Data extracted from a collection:
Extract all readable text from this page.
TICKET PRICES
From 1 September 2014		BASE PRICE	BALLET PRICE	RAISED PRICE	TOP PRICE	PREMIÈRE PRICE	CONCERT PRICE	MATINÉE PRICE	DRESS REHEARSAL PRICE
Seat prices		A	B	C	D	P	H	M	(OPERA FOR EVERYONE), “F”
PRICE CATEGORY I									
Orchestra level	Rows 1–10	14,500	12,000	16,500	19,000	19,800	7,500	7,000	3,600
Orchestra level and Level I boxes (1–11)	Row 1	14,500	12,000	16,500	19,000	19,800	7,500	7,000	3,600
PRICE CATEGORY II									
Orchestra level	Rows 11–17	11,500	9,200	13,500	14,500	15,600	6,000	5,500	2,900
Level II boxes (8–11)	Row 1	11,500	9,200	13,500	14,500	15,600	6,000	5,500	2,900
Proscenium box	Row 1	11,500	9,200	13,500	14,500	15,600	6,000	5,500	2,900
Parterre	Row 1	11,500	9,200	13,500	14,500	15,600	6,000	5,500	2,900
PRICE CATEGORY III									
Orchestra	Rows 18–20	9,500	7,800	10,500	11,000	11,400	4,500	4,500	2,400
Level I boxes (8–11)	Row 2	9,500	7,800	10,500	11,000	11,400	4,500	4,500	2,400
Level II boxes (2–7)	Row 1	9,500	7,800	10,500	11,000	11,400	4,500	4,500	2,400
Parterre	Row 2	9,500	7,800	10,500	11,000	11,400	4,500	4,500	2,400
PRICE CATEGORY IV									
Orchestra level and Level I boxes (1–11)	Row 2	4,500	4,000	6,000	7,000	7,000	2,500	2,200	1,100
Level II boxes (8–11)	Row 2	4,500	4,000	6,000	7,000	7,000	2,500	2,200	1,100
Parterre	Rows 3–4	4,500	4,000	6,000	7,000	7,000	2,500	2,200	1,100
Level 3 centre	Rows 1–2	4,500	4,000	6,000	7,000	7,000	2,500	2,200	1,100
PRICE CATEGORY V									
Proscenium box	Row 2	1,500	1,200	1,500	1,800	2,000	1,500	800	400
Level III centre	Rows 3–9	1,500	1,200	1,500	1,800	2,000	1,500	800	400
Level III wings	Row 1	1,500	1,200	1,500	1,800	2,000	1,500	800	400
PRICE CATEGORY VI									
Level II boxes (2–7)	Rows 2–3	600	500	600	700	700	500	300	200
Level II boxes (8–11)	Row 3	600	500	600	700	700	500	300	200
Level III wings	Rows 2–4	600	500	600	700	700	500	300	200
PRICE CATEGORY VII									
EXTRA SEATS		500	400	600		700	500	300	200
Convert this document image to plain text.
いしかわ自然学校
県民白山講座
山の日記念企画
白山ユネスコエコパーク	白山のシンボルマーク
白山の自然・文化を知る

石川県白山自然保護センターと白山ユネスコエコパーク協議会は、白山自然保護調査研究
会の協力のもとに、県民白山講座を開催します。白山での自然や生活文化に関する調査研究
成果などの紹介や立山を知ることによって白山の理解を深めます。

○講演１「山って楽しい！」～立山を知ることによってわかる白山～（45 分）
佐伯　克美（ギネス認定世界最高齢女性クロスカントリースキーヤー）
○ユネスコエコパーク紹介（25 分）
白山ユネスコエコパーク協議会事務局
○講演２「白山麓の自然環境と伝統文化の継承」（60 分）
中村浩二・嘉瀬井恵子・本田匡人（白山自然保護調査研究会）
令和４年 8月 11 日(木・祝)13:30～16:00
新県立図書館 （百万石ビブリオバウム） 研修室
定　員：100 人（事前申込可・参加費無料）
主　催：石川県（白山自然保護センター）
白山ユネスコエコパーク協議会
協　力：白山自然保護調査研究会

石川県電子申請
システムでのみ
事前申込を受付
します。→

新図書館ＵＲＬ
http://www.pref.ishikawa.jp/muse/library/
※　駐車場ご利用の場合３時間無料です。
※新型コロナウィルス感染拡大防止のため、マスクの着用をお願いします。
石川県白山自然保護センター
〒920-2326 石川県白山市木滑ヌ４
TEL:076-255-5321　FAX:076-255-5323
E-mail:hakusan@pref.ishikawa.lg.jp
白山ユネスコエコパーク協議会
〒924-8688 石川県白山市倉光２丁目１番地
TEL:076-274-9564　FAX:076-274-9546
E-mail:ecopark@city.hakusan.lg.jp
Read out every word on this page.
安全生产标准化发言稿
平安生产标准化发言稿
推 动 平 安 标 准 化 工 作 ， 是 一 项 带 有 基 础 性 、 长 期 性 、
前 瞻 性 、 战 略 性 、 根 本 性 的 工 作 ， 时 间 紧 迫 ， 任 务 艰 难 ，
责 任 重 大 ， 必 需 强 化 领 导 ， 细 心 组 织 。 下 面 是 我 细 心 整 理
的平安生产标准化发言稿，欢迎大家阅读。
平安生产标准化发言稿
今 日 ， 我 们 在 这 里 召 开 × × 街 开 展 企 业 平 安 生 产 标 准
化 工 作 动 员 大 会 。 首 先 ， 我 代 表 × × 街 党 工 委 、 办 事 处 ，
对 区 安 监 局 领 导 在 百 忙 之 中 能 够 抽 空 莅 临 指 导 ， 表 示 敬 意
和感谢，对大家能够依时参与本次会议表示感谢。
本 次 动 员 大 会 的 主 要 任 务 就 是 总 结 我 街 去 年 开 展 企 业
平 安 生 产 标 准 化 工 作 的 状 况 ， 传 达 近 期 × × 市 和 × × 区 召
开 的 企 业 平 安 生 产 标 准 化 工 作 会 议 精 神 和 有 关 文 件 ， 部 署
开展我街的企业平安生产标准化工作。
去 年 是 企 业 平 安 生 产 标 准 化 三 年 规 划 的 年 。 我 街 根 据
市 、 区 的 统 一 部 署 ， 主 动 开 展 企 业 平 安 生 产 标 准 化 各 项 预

Challenge: All records above must be set down exactly, please.

Answer below:
Extract all readable text from this page.
TICKET PRICES
From 1 September 2014		BASE PRICE	BALLET PRICE	RAISED PRICE	TOP PRICE	PREMIÈRE PRICE	CONCERT PRICE	MATINÉE PRICE	DRESS REHEARSAL PRICE
Seat prices		A	B	C	D	P	H	M	(OPERA FOR EVERYONE), “F”
PRICE CATEGORY I									
Orchestra level	Rows 1–10	14,500	12,000	16,500	19,000	19,800	7,500	7,000	3,600
Orchestra level and Level I boxes (1–11)	Row 1	14,500	12,000	16,500	19,000	19,800	7,500	7,000	3,600
PRICE CATEGORY II									
Orchestra level	Rows 11–17	11,500	9,200	13,500	14,500	15,600	6,000	5,500	2,900
Level II boxes (8–11)	Row 1	11,500	9,200	13,500	14,500	15,600	6,000	5,500	2,900
Proscenium box	Row 1	11,500	9,200	13,500	14,500	15,600	6,000	5,500	2,900
Parterre	Row 1	11,500	9,200	13,500	14,500	15,600	6,000	5,500	2,900
PRICE CATEGORY III									
Orchestra	Rows 18–20	9,500	7,800	10,500	11,000	11,400	4,500	4,500	2,400
Level I boxes (8–11)	Row 2	9,500	7,800	10,500	11,000	11,400	4,500	4,500	2,400
Level II boxes (2–7)	Row 1	9,500	7,800	10,500	11,000	11,400	4,500	4,500	2,400
Parterre	Row 2	9,500	7,800	10,500	11,000	11,400	4,500	4,500	2,400
PRICE CATEGORY IV									
Orchestra level and Level I boxes (1–11)	Row 2	4,500	4,000	6,000	7,000	7,000	2,500	2,200	1,100
Level II boxes (8–11)	Row 2	4,500	4,000	6,000	7,000	7,000	2,500	2,200	1,100
Parterre	Rows 3–4	4,500	4,000	6,000	7,000	7,000	2,500	2,200	1,100
Level 3 centre	Rows 1–2	4,500	4,000	6,000	7,000	7,000	2,500	2,200	1,100
PRICE CATEGORY V									
Proscenium box	Row 2	1,500	1,200	1,500	1,800	2,000	1,500	800	400
Level III centre	Rows 3–9	1,500	1,200	1,500	1,800	2,000	1,500	800	400
Level III wings	Row 1	1,500	1,200	1,500	1,800	2,000	1,500	800	400
PRICE CATEGORY VI									
Level II boxes (2–7)	Rows 2–3	600	500	600	700	700	500	300	200
Level II boxes (8–11)	Row 3	600	500	600	700	700	500	300	200
Level III wings	Rows 2–4	600	500	600	700	700	500	300	200
PRICE CATEGORY VII									
EXTRA SEATS		500	400	600		700	500	300	200
Convert this document image to plain text.
いしかわ自然学校
県民白山講座
山の日記念企画
白山ユネスコエコパーク	白山のシンボルマーク
白山の自然・文化を知る

石川県白山自然保護センターと白山ユネスコエコパーク協議会は、白山自然保護調査研究
会の協力のもとに、県民白山講座を開催します。白山での自然や生活文化に関する調査研究
成果などの紹介や立山を知ることによって白山の理解を深めます。

○講演１「山って楽しい！」～立山を知ることによってわかる白山～（45 分）
佐伯　克美（ギネス認定世界最高齢女性クロスカントリースキーヤー）
○ユネスコエコパーク紹介（25 分）
白山ユネスコエコパーク協議会事務局
○講演２「白山麓の自然環境と伝統文化の継承」（60 分）
中村浩二・嘉瀬井恵子・本田匡人（白山自然保護調査研究会）
令和４年 8月 11 日(木・祝)13:30～16:00
新県立図書館 （百万石ビブリオバウム） 研修室
定　員：100 人（事前申込可・参加費無料）
主　催：石川県（白山自然保護センター）
白山ユネスコエコパーク協議会
協　力：白山自然保護調査研究会

石川県電子申請
システムでのみ
事前申込を受付
します。→

新図書館ＵＲＬ
http://www.pref.ishikawa.jp/muse/library/
※　駐車場ご利用の場合３時間無料です。
※新型コロナウィルス感染拡大防止のため、マスクの着用をお願いします。
石川県白山自然保護センター
〒920-2326 石川県白山市木滑ヌ４
TEL:076-255-5321　FAX:076-255-5323
E-mail:hakusan@pref.ishikawa.lg.jp
白山ユネスコエコパーク協議会
〒924-8688 石川県白山市倉光２丁目１番地
TEL:076-274-9564　FAX:076-274-9546
E-mail:ecopark@city.hakusan.lg.jp
Read out every word on this page.
安全生产标准化发言稿
平安生产标准化发言稿
推 动 平 安 标 准 化 工 作 ， 是 一 项 带 有 基 础 性 、 长 期 性 、
前 瞻 性 、 战 略 性 、 根 本 性 的 工 作 ， 时 间 紧 迫 ， 任 务 艰 难 ，
责 任 重 大 ， 必 需 强 化 领 导 ， 细 心 组 织 。 下 面 是 我 细 心 整 理
的平安生产标准化发言稿，欢迎大家阅读。
平安生产标准化发言稿
今 日 ， 我 们 在 这 里 召 开 × × 街 开 展 企 业 平 安 生 产 标 准
化 工 作 动 员 大 会 。 首 先 ， 我 代 表 × × 街 党 工 委 、 办 事 处 ，
对 区 安 监 局 领 导 在 百 忙 之 中 能 够 抽 空 莅 临 指 导 ， 表 示 敬 意
和感谢，对大家能够依时参与本次会议表示感谢。
本 次 动 员 大 会 的 主 要 任 务 就 是 总 结 我 街 去 年 开 展 企 业
平 安 生 产 标 准 化 工 作 的 状 况 ， 传 达 近 期 × × 市 和 × × 区 召
开 的 企 业 平 安 生 产 标 准 化 工 作 会 议 精 神 和 有 关 文 件 ， 部 署
开展我街的企业平安生产标准化工作。
去 年 是 企 业 平 安 生 产 标 准 化 三 年 规 划 的 年 。 我 街 根 据
市 、 区 的 统 一 部 署 ， 主 动 开 展 企 业 平 安 生 产 标 准 化 各 项 预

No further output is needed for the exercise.